━━ Information shown

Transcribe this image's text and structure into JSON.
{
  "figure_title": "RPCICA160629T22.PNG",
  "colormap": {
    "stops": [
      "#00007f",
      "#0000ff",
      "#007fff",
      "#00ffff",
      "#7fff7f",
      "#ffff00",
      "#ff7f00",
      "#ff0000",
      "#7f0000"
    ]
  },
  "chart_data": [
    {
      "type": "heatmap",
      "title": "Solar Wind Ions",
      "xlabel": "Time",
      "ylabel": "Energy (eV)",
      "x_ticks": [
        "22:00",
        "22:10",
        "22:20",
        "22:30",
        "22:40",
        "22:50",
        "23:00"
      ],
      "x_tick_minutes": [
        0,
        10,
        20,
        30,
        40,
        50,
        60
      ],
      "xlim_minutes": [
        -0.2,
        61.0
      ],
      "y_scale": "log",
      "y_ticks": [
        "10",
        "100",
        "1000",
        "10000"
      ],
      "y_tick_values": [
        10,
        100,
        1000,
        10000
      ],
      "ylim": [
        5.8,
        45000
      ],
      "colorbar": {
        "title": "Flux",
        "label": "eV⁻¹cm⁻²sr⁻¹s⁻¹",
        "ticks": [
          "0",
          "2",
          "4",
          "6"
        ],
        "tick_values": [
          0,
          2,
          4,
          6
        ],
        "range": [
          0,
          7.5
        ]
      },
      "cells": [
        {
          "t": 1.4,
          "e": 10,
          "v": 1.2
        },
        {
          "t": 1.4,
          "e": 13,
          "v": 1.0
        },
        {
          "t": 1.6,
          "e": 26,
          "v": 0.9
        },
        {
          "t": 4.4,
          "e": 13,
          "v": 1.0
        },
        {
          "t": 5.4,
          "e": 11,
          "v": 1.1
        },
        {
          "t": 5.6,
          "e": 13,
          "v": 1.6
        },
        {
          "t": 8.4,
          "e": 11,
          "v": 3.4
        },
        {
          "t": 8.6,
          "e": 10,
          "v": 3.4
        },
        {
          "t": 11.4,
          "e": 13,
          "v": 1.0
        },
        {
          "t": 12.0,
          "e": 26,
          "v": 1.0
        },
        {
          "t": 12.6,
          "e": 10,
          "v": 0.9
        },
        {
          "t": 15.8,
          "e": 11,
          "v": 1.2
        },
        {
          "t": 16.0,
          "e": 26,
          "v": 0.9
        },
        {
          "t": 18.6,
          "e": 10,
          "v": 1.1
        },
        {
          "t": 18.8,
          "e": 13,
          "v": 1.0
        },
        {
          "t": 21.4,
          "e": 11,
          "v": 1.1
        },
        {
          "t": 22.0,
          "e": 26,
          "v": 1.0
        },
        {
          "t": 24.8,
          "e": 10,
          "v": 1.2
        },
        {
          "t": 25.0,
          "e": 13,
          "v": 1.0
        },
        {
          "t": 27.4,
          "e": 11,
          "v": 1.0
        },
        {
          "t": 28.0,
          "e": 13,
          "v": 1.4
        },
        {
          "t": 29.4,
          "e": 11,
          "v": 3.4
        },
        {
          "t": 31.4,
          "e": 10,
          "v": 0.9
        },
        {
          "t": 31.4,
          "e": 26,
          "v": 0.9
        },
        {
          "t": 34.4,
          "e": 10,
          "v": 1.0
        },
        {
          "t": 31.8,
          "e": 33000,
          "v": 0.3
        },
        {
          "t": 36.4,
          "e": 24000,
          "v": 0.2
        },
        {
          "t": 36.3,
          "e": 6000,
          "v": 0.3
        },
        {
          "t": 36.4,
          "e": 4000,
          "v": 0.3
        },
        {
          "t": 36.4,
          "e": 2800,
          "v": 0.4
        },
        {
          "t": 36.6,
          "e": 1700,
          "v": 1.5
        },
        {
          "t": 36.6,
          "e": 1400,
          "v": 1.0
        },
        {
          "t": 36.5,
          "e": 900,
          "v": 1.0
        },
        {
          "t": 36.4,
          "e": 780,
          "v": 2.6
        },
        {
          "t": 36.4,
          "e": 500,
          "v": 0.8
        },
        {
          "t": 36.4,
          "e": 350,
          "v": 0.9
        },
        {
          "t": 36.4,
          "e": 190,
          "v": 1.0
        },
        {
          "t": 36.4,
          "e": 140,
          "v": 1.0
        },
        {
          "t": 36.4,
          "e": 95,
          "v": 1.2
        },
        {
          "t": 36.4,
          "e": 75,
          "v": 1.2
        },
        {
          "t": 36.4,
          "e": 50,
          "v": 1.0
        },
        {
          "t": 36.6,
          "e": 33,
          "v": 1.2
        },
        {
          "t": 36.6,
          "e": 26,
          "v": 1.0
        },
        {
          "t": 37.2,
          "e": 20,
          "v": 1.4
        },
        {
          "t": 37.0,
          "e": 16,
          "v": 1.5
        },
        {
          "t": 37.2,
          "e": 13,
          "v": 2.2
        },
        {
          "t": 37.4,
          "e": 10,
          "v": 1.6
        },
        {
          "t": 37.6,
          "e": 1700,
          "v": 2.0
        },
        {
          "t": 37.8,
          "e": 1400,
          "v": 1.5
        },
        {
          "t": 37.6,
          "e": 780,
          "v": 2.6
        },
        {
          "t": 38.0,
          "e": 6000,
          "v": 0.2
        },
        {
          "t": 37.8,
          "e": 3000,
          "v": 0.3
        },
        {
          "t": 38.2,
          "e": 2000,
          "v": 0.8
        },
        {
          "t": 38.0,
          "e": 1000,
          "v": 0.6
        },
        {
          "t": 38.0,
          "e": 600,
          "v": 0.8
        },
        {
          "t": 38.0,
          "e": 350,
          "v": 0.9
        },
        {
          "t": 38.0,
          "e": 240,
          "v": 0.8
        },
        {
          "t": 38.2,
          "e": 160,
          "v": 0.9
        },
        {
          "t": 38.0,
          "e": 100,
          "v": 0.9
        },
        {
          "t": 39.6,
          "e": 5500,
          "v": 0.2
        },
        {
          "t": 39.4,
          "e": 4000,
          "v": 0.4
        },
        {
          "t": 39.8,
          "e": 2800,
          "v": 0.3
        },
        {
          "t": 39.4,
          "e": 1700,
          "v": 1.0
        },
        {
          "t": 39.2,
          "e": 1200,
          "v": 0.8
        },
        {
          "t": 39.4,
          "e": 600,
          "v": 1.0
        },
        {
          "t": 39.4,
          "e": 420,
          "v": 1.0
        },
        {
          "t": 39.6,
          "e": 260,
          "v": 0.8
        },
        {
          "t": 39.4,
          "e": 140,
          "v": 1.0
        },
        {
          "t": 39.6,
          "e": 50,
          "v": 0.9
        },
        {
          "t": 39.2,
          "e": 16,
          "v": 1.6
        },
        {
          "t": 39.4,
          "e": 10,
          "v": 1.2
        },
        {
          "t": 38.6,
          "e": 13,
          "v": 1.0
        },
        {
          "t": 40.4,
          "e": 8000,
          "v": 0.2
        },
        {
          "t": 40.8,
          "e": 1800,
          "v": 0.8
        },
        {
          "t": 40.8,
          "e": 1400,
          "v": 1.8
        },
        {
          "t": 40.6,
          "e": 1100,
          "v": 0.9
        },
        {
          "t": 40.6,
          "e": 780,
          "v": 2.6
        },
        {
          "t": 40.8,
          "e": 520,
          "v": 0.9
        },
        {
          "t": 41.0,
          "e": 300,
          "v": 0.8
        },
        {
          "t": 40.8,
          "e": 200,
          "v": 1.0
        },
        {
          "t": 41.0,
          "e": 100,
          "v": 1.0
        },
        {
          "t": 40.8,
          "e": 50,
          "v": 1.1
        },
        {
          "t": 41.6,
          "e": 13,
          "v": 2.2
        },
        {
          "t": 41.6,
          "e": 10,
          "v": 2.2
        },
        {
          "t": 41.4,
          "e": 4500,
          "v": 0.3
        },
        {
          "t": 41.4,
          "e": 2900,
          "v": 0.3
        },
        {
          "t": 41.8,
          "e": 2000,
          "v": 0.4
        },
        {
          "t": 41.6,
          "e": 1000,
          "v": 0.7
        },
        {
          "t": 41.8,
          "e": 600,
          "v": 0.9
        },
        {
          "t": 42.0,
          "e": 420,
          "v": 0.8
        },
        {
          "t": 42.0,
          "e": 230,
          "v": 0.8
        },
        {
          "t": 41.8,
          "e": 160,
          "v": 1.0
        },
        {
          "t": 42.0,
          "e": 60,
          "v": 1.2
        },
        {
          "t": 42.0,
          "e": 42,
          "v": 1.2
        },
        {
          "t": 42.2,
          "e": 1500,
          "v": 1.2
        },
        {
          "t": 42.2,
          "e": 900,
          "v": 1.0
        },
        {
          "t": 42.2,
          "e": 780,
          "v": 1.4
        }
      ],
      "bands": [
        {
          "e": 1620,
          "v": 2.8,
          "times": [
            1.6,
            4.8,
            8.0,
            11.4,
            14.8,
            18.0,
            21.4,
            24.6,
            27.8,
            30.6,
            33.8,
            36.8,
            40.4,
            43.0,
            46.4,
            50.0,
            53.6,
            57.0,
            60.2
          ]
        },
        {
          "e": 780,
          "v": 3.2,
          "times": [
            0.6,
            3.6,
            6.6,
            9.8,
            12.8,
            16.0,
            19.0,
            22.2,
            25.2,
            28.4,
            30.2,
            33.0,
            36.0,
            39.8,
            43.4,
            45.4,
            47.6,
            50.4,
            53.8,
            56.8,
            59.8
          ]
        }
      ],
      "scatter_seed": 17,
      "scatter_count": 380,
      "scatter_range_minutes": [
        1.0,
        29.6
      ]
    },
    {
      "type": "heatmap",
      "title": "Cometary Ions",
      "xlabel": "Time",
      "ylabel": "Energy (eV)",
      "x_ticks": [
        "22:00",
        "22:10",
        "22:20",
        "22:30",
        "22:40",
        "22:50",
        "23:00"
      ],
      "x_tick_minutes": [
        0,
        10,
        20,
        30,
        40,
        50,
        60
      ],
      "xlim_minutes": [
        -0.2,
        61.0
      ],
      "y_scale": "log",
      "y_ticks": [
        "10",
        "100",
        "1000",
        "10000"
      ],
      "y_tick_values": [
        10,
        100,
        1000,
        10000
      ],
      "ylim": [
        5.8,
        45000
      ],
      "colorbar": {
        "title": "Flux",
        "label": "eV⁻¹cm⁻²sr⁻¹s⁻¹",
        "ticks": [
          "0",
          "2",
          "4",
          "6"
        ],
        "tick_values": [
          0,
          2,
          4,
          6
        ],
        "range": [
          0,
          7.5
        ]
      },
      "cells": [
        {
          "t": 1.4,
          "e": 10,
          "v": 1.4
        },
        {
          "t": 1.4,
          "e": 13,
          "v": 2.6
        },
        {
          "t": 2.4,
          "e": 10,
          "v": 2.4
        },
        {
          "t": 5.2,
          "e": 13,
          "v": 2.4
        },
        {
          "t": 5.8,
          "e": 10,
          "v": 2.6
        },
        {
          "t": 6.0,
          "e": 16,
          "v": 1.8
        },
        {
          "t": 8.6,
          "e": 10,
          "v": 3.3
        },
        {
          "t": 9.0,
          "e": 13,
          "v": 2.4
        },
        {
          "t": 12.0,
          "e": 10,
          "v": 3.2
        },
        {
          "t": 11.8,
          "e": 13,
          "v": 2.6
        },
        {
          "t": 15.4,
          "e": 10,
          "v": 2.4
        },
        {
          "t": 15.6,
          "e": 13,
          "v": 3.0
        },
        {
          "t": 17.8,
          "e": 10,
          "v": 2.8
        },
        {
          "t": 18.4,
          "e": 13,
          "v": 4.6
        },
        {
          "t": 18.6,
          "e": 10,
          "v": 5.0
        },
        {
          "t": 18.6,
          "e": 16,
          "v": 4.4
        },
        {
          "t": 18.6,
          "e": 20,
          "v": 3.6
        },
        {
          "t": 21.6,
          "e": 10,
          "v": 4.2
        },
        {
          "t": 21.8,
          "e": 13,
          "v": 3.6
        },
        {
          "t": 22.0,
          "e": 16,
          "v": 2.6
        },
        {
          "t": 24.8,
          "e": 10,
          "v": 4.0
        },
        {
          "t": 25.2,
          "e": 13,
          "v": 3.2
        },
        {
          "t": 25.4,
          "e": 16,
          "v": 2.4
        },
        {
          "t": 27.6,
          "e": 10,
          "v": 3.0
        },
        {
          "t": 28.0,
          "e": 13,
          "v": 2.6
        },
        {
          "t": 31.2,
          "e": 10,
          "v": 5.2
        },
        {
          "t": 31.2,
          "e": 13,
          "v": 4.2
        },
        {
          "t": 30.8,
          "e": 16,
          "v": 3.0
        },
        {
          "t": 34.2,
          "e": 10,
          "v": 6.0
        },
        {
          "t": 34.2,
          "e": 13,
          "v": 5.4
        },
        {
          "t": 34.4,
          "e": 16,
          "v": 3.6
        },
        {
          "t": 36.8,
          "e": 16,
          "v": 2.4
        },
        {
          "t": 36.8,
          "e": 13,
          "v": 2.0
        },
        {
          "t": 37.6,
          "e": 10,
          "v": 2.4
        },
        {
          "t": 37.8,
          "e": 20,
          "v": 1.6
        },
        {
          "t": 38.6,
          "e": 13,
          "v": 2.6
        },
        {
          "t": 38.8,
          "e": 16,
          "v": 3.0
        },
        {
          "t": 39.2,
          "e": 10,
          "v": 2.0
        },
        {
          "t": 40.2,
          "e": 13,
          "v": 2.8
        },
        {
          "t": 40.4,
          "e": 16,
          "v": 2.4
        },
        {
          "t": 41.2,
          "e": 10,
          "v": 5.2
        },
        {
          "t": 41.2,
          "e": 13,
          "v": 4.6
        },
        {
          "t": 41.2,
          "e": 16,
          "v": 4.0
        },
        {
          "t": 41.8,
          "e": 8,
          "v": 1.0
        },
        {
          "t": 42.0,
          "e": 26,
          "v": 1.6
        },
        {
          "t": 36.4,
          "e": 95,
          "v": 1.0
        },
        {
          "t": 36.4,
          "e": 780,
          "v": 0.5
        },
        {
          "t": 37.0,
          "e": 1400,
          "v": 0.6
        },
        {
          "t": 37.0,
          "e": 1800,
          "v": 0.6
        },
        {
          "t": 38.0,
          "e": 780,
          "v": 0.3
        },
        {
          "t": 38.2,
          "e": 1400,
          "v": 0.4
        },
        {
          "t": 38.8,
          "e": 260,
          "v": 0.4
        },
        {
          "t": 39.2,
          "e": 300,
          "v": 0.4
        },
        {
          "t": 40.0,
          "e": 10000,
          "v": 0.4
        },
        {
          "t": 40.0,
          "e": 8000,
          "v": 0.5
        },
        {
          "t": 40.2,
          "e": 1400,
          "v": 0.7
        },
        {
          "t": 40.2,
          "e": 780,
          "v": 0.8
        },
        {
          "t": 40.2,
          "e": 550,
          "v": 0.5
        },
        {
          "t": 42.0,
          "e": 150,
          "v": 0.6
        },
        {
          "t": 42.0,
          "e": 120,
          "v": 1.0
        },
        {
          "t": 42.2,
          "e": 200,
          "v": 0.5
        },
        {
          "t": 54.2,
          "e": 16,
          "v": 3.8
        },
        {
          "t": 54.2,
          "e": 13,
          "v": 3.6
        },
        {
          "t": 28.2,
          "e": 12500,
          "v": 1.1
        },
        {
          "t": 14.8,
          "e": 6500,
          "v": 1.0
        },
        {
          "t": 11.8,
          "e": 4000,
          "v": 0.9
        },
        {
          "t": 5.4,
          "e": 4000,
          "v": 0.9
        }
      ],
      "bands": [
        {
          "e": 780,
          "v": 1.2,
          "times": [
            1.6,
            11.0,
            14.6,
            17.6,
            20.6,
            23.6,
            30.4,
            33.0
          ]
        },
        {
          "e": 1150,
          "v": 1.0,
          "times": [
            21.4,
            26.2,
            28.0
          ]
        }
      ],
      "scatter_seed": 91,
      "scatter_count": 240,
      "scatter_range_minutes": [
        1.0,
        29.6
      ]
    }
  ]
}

━━━━

## Exercise description
From the entries above, copy every line containing the word "Ions".

## Response below
      "title": "Solar Wind Ions",
      "title": "Cometary Ions",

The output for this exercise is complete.